(Aim of the exercise):
The entries below should be quoted exactly, with no pictures carried over.

===== Source data =====

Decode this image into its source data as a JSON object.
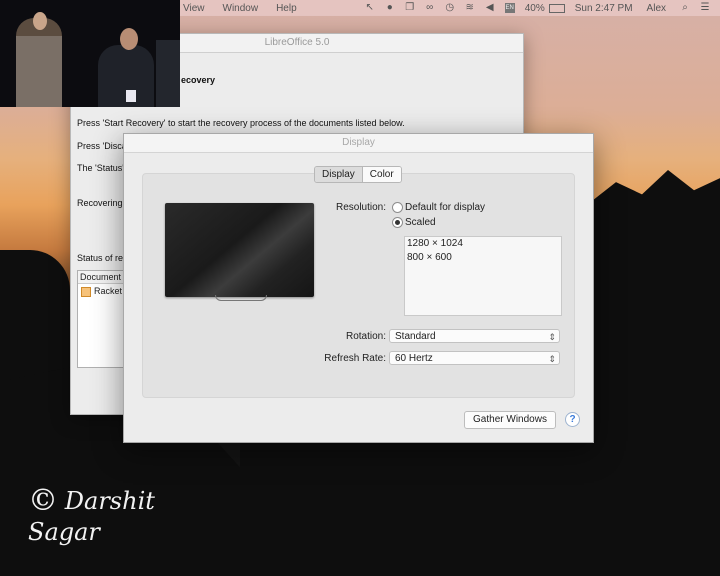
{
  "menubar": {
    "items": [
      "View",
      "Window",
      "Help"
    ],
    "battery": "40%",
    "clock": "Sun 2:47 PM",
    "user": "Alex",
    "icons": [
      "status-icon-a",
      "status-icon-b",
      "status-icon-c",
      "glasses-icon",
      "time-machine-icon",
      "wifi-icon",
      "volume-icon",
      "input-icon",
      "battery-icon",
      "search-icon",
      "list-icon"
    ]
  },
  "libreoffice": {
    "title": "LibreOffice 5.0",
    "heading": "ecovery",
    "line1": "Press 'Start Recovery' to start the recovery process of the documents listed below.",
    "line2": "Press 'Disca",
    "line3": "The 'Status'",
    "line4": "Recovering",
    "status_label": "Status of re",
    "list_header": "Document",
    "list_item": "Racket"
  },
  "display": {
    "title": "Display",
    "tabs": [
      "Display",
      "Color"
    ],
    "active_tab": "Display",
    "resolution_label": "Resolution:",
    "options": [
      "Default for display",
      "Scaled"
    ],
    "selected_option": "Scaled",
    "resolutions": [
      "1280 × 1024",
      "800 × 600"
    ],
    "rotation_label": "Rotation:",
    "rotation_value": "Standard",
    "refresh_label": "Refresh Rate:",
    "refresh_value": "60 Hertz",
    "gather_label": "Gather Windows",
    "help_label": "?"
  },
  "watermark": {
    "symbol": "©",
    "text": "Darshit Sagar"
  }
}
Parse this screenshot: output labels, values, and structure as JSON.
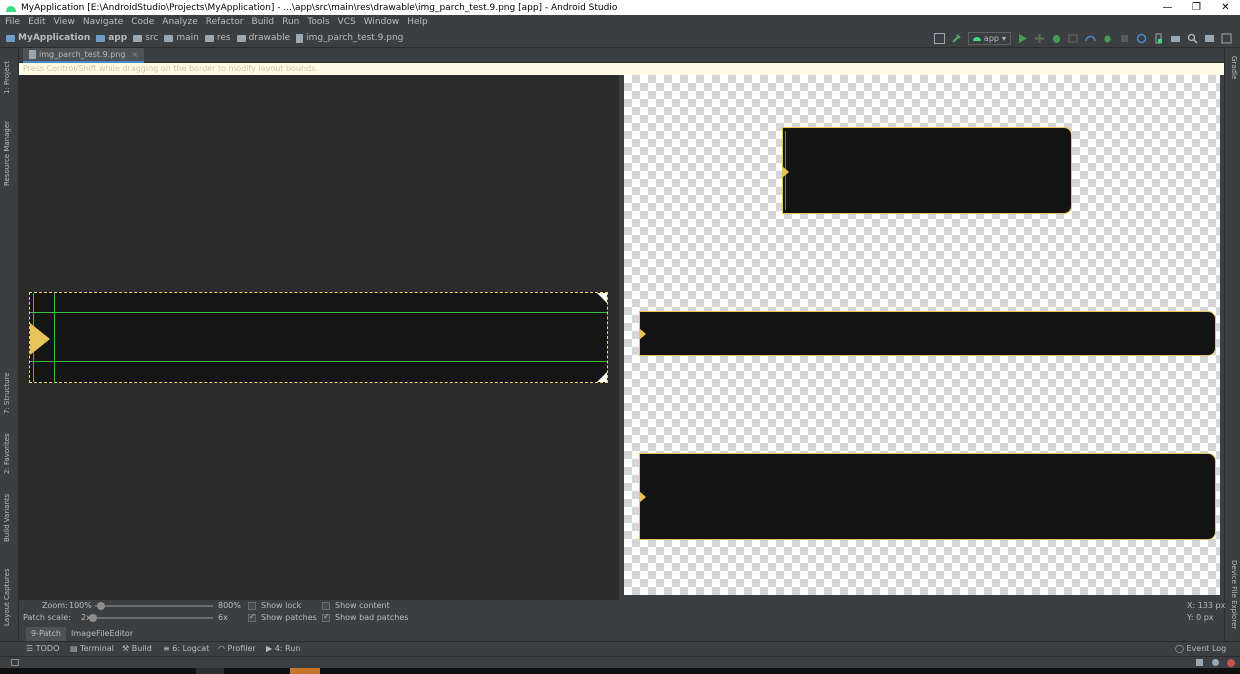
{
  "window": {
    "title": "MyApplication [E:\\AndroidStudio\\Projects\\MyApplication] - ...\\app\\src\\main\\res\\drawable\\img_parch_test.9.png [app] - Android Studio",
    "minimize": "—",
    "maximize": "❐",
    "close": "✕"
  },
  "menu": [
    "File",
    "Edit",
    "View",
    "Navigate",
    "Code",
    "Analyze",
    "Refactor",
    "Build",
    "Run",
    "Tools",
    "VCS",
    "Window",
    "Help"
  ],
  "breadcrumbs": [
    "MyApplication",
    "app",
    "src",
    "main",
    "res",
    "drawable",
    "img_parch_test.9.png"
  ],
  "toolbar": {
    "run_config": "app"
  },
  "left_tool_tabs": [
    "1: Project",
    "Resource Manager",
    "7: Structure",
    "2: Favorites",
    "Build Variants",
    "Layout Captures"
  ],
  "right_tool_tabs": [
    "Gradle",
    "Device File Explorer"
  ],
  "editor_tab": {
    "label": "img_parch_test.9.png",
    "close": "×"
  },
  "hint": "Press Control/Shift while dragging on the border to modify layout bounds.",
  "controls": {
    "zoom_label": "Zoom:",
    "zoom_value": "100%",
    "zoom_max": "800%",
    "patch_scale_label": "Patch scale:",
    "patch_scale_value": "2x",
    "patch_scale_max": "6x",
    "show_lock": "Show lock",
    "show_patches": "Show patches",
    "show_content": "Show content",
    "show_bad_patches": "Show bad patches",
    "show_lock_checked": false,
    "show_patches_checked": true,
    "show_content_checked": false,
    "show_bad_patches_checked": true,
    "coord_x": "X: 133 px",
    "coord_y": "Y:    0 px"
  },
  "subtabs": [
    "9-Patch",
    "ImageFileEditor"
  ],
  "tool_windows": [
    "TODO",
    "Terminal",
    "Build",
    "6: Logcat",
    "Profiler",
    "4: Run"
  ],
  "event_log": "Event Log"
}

=====

(Written answer):
Decode this image into its source data as a JSON object.
{
  "menubar": {
    "items": [
      "View",
      "Window",
      "Help"
    ],
    "battery": "40%",
    "clock": "Sun 2:47 PM",
    "user": "Alex",
    "icons": [
      "status-icon-a",
      "status-icon-b",
      "status-icon-c",
      "glasses-icon",
      "time-machine-icon",
      "wifi-icon",
      "volume-icon",
      "input-icon",
      "battery-icon",
      "search-icon",
      "list-icon"
    ]
  },
  "libreoffice": {
    "title": "LibreOffice 5.0",
    "heading": "ecovery",
    "line1": "Press 'Start Recovery' to start the recovery process of the documents listed below.",
    "line2": "Press 'Disca",
    "line3": "The 'Status'",
    "line4": "Recovering",
    "status_label": "Status of re",
    "list_header": "Document",
    "list_item": "Racket"
  },
  "display": {
    "title": "Display",
    "tabs": [
      "Display",
      "Color"
    ],
    "active_tab": "Display",
    "resolution_label": "Resolution:",
    "options": [
      "Default for display",
      "Scaled"
    ],
    "selected_option": "Scaled",
    "resolutions": [
      "1280 × 1024",
      "800 × 600"
    ],
    "rotation_label": "Rotation:",
    "rotation_value": "Standard",
    "refresh_label": "Refresh Rate:",
    "refresh_value": "60 Hertz",
    "gather_label": "Gather Windows",
    "help_label": "?"
  },
  "watermark": {
    "symbol": "©",
    "text": "Darshit Sagar"
  }
}
Parse this screenshot: output labels, values, and structure as JSON.
{
  "window": {
    "title": "MyApplication [E:\\AndroidStudio\\Projects\\MyApplication] - ...\\app\\src\\main\\res\\drawable\\img_parch_test.9.png [app] - Android Studio",
    "minimize": "—",
    "maximize": "❐",
    "close": "✕"
  },
  "menu": [
    "File",
    "Edit",
    "View",
    "Navigate",
    "Code",
    "Analyze",
    "Refactor",
    "Build",
    "Run",
    "Tools",
    "VCS",
    "Window",
    "Help"
  ],
  "breadcrumbs": [
    "MyApplication",
    "app",
    "src",
    "main",
    "res",
    "drawable",
    "img_parch_test.9.png"
  ],
  "toolbar": {
    "run_config": "app"
  },
  "left_tool_tabs": [
    "1: Project",
    "Resource Manager",
    "7: Structure",
    "2: Favorites",
    "Build Variants",
    "Layout Captures"
  ],
  "right_tool_tabs": [
    "Gradle",
    "Device File Explorer"
  ],
  "editor_tab": {
    "label": "img_parch_test.9.png",
    "close": "×"
  },
  "hint": "Press Control/Shift while dragging on the border to modify layout bounds.",
  "controls": {
    "zoom_label": "Zoom:",
    "zoom_value": "100%",
    "zoom_max": "800%",
    "patch_scale_label": "Patch scale:",
    "patch_scale_value": "2x",
    "patch_scale_max": "6x",
    "show_lock": "Show lock",
    "show_patches": "Show patches",
    "show_content": "Show content",
    "show_bad_patches": "Show bad patches",
    "show_lock_checked": false,
    "show_patches_checked": true,
    "show_content_checked": false,
    "show_bad_patches_checked": true,
    "coord_x": "X: 133 px",
    "coord_y": "Y:    0 px"
  },
  "subtabs": [
    "9-Patch",
    "ImageFileEditor"
  ],
  "tool_windows": [
    "TODO",
    "Terminal",
    "Build",
    "6: Logcat",
    "Profiler",
    "4: Run"
  ],
  "event_log": "Event Log"
}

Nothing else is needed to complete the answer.